◆ Task details ◆
Return each line of the records with nothing changed, pictures excepted.

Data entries
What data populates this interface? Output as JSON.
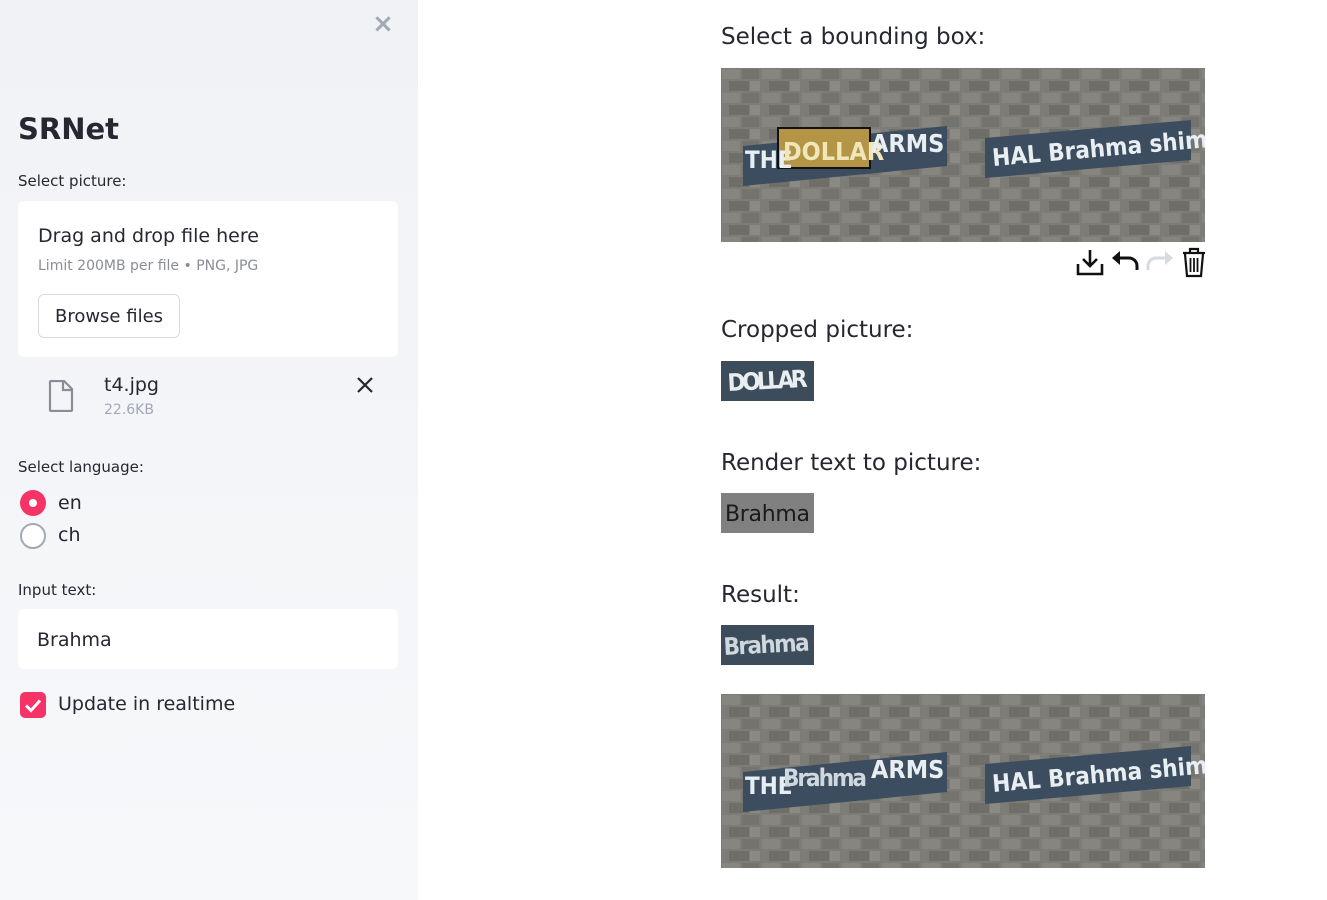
{
  "sidebar": {
    "close_glyph": "×",
    "title": "SRNet",
    "select_picture_label": "Select picture:",
    "uploader": {
      "drag_text": "Drag and drop file here",
      "limit_text": "Limit 200MB per file • PNG, JPG",
      "browse_label": "Browse files"
    },
    "file": {
      "name": "t4.jpg",
      "size": "22.6KB",
      "icon": "file-icon"
    },
    "language_label": "Select language:",
    "language_options": [
      {
        "label": "en",
        "selected": true
      },
      {
        "label": "ch",
        "selected": false
      }
    ],
    "input_label": "Input text:",
    "input_value": "Brahma",
    "realtime_label": "Update in realtime",
    "realtime_checked": true
  },
  "main": {
    "bbox_title": "Select a bounding box:",
    "cropped_title": "Cropped picture:",
    "render_title": "Render text to picture:",
    "result_title": "Result:",
    "source_image": {
      "left_text_prefix": "THE",
      "left_text_selected": "DOLLAR",
      "left_text_suffix": "ARMS",
      "right_text": "HAL Brahma shim"
    },
    "cropped_text": "DOLLAR",
    "rendered_text": "Brahma",
    "result_text": "Brahma",
    "result_image": {
      "left_text_prefix": "THE",
      "left_text_replaced": "Brahma",
      "left_text_suffix": "ARMS",
      "right_text": "HAL Brahma shim"
    },
    "toolbar": [
      "download-icon",
      "undo-icon",
      "redo-icon",
      "trash-icon"
    ]
  },
  "colors": {
    "accent": "#f63366",
    "sidebar_bg": "#f0f2f6",
    "sign_blue": "#3b4d5e",
    "sign_text": "#e8eef2",
    "wall": "#7b7a74"
  }
}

◆ Correct output ◆
What data populates this interface? Output as JSON.
{
  "sidebar": {
    "close_glyph": "×",
    "title": "SRNet",
    "select_picture_label": "Select picture:",
    "uploader": {
      "drag_text": "Drag and drop file here",
      "limit_text": "Limit 200MB per file • PNG, JPG",
      "browse_label": "Browse files"
    },
    "file": {
      "name": "t4.jpg",
      "size": "22.6KB",
      "icon": "file-icon"
    },
    "language_label": "Select language:",
    "language_options": [
      {
        "label": "en",
        "selected": true
      },
      {
        "label": "ch",
        "selected": false
      }
    ],
    "input_label": "Input text:",
    "input_value": "Brahma",
    "realtime_label": "Update in realtime",
    "realtime_checked": true
  },
  "main": {
    "bbox_title": "Select a bounding box:",
    "cropped_title": "Cropped picture:",
    "render_title": "Render text to picture:",
    "result_title": "Result:",
    "source_image": {
      "left_text_prefix": "THE",
      "left_text_selected": "DOLLAR",
      "left_text_suffix": "ARMS",
      "right_text": "HAL Brahma shim"
    },
    "cropped_text": "DOLLAR",
    "rendered_text": "Brahma",
    "result_text": "Brahma",
    "result_image": {
      "left_text_prefix": "THE",
      "left_text_replaced": "Brahma",
      "left_text_suffix": "ARMS",
      "right_text": "HAL Brahma shim"
    },
    "toolbar": [
      "download-icon",
      "undo-icon",
      "redo-icon",
      "trash-icon"
    ]
  },
  "colors": {
    "accent": "#f63366",
    "sidebar_bg": "#f0f2f6",
    "sign_blue": "#3b4d5e",
    "sign_text": "#e8eef2",
    "wall": "#7b7a74"
  }
}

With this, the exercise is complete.